Data provided
________________________
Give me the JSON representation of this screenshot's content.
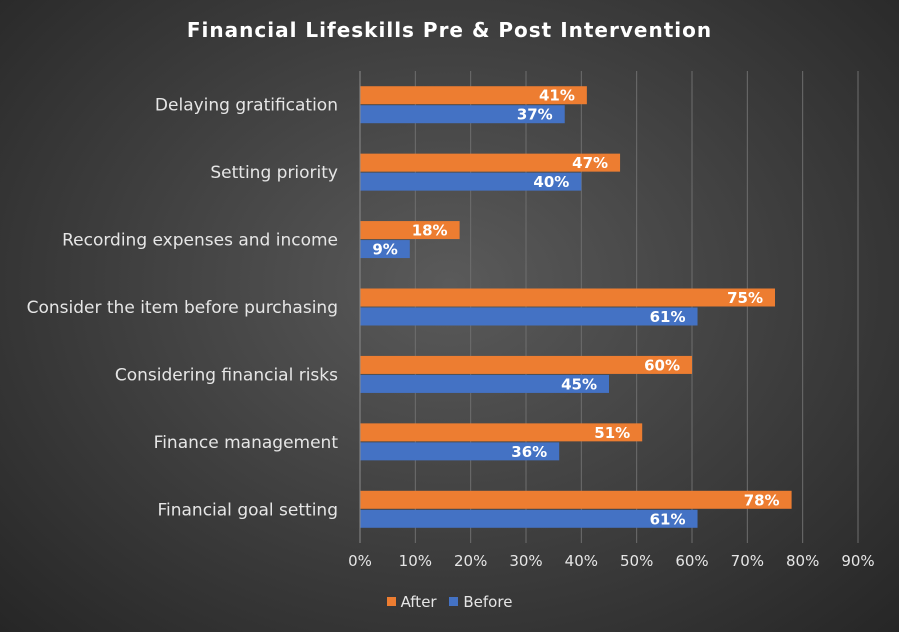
________________________
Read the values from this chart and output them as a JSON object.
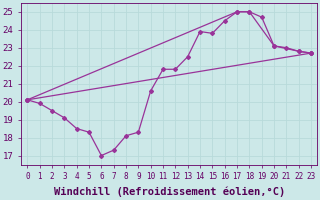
________________________
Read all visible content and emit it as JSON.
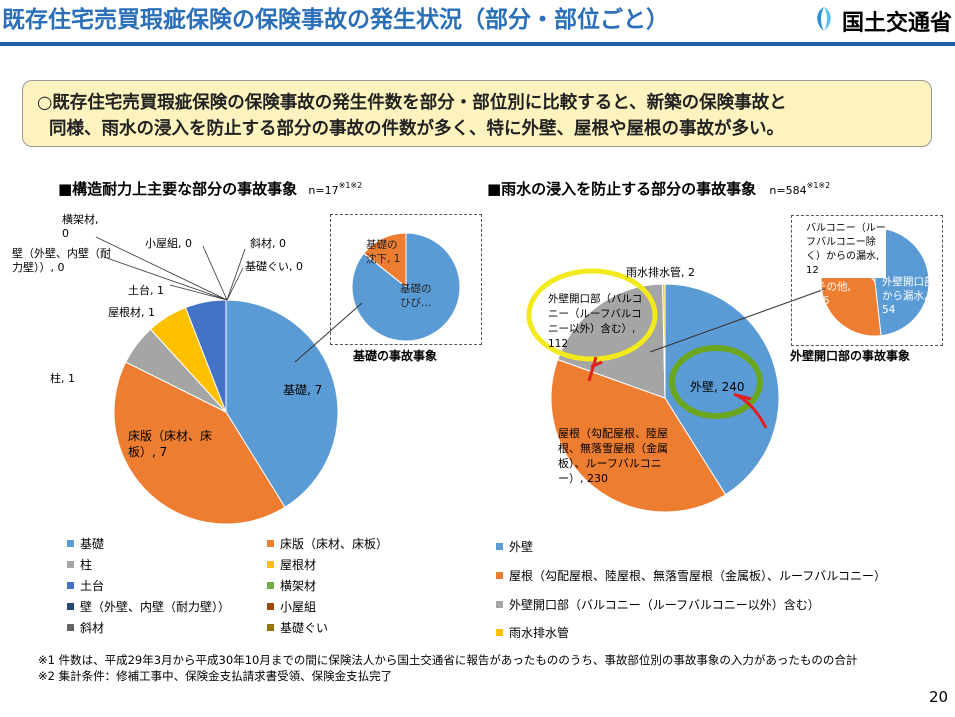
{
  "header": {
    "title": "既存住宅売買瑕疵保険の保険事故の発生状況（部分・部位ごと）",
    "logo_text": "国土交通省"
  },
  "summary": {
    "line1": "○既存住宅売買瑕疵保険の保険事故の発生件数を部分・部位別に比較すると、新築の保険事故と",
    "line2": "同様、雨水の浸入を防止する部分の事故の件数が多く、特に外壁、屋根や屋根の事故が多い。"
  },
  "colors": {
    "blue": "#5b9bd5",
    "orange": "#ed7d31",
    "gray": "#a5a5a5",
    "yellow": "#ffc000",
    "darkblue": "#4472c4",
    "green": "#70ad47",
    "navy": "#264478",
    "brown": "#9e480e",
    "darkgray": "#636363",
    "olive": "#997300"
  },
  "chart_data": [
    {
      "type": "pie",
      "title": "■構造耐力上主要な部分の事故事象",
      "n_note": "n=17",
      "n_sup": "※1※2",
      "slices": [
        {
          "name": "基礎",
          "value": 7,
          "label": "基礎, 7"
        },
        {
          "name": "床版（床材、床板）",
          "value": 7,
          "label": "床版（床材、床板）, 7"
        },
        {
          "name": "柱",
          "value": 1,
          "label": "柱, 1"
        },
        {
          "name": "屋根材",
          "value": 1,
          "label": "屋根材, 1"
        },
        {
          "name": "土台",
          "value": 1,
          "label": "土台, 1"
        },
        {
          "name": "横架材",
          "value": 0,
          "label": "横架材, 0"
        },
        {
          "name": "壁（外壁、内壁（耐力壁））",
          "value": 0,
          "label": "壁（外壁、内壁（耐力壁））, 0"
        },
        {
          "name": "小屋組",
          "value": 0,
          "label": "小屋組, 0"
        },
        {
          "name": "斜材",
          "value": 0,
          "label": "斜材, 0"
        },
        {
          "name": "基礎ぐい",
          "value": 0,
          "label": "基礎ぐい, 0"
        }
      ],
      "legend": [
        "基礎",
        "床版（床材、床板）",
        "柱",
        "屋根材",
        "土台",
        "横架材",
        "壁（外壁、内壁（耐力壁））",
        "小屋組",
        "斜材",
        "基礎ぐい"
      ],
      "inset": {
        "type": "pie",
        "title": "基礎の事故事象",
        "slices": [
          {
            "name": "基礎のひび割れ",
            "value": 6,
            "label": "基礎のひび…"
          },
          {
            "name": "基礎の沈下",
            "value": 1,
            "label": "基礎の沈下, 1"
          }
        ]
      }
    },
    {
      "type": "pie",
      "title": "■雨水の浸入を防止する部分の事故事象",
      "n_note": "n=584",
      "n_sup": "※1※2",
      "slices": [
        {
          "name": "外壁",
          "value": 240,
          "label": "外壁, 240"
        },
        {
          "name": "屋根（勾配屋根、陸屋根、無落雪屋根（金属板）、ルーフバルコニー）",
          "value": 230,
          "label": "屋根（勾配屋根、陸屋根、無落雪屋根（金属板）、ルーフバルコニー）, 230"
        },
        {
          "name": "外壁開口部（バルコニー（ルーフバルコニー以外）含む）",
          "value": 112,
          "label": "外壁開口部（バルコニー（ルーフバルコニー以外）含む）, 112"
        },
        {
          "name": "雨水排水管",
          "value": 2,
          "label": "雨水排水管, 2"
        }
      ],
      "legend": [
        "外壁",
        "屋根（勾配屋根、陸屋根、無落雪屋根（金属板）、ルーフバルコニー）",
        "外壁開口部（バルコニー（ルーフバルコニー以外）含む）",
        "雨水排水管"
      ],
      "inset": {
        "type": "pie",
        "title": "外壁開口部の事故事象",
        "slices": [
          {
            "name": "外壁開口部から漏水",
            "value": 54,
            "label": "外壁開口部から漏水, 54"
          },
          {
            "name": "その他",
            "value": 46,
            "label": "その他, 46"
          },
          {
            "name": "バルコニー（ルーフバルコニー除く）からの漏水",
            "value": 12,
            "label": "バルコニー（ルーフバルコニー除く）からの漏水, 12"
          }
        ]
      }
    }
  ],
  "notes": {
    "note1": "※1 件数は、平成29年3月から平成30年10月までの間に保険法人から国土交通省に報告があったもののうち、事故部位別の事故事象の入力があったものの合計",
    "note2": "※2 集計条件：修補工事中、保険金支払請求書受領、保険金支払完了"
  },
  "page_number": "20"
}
________________________
Exercise aim
Take every line from the data above that holds "this" and copy it out.

Solved problem
Give me the JSON representation of this screenshot's content.
Read the values from this chart and output them as a JSON object.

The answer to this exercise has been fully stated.